- Task goal
Look below. Copy each line that has "inches" in it.

Extracts from a graphics dataset:
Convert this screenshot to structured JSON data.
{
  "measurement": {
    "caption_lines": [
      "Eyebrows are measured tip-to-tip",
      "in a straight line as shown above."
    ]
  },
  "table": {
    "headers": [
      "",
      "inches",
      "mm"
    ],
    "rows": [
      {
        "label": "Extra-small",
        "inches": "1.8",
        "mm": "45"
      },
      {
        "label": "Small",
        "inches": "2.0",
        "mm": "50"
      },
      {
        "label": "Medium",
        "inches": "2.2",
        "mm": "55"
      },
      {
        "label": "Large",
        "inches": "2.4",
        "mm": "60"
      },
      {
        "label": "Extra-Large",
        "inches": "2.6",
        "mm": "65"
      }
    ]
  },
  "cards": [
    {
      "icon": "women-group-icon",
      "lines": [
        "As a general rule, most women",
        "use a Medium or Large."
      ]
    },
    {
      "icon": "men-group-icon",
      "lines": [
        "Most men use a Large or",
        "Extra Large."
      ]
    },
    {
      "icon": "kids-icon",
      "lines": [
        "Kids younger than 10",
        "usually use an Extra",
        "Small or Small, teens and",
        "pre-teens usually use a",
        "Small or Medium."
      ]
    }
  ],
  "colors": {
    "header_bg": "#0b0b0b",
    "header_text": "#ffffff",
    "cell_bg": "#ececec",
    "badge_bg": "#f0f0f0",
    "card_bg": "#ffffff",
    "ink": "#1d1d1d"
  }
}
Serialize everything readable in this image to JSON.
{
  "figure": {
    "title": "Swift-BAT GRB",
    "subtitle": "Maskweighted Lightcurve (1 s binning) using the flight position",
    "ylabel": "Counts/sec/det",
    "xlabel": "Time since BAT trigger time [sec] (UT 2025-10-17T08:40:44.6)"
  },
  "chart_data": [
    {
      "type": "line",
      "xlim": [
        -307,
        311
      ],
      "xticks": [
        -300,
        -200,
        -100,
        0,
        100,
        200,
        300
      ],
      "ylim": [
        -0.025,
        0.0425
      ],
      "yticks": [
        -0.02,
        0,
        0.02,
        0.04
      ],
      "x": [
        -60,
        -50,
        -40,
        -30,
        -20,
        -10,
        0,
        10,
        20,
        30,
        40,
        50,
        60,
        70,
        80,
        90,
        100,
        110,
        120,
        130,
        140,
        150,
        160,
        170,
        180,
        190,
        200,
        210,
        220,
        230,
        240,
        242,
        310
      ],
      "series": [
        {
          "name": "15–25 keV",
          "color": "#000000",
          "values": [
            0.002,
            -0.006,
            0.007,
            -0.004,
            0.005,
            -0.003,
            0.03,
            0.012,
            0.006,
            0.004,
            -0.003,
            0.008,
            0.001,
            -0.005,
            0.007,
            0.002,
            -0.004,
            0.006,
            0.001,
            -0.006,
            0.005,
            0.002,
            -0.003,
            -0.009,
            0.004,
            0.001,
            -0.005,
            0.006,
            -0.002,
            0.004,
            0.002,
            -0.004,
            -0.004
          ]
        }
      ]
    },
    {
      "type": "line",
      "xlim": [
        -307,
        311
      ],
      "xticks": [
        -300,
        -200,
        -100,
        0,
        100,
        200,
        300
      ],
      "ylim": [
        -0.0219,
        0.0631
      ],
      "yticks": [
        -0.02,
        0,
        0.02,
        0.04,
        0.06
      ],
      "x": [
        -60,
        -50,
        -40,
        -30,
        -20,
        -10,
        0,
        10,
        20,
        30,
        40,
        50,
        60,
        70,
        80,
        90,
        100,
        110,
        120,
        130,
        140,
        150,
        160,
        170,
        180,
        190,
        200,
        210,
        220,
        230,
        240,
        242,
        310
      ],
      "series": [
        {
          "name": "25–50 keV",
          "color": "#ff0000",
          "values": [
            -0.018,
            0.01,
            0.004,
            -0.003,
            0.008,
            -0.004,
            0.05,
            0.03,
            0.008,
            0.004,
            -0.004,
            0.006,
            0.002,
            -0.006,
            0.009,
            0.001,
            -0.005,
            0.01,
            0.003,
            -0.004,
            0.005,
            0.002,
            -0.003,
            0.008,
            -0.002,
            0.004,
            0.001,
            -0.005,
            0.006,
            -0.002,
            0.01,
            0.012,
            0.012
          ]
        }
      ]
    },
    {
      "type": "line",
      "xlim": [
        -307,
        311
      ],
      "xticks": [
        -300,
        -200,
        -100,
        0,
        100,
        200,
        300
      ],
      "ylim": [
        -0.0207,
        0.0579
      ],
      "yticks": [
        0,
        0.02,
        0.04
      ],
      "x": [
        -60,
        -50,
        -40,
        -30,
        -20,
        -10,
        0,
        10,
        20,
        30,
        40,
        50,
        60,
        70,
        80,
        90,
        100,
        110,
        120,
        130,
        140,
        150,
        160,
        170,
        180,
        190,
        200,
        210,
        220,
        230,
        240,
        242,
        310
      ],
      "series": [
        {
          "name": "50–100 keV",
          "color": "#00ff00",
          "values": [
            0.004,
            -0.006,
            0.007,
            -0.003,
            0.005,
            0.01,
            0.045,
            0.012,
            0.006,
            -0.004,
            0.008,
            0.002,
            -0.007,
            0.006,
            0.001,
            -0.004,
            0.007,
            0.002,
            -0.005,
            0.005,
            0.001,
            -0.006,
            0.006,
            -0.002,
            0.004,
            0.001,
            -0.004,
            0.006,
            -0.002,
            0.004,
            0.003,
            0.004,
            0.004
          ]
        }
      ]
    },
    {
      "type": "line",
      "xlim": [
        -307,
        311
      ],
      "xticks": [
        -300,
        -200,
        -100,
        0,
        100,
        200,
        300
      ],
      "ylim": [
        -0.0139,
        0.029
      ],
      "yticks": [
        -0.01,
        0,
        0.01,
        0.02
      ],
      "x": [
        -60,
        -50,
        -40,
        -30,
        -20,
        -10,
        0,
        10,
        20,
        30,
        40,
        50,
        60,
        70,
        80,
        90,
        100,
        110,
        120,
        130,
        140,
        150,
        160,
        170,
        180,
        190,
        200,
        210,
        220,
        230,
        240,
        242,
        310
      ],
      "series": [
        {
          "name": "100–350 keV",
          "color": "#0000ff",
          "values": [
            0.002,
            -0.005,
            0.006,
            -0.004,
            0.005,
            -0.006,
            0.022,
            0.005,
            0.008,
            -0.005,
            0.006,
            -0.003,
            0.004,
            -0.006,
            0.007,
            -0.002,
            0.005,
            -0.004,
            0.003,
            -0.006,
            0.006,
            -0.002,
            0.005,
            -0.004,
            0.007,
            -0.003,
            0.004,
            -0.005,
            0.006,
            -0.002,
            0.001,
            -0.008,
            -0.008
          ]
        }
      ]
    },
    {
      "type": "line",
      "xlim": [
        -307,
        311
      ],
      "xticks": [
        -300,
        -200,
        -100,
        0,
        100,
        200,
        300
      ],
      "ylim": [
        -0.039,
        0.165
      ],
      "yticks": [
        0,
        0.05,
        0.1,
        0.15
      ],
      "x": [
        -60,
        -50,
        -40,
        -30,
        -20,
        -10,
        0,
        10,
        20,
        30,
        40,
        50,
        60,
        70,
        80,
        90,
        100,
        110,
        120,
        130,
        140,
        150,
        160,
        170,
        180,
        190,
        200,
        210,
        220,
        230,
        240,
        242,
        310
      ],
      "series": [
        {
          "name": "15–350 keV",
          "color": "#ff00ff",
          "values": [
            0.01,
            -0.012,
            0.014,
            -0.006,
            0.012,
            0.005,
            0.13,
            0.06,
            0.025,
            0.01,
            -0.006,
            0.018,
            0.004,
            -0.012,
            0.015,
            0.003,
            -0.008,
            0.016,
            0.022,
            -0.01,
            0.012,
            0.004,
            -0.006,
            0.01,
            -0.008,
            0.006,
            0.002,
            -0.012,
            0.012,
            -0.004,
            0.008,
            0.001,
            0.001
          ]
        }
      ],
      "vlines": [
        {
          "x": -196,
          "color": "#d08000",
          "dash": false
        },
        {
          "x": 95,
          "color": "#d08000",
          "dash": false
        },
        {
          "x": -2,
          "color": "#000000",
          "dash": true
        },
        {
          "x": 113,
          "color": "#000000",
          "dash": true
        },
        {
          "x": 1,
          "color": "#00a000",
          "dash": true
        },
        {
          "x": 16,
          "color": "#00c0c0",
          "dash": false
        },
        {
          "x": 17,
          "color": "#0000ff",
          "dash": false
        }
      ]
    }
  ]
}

- Task answer
      "inches",
        "inches": "1.8",
        "inches": "2.0",
        "inches": "2.2",
        "inches": "2.4",
        "inches": "2.6",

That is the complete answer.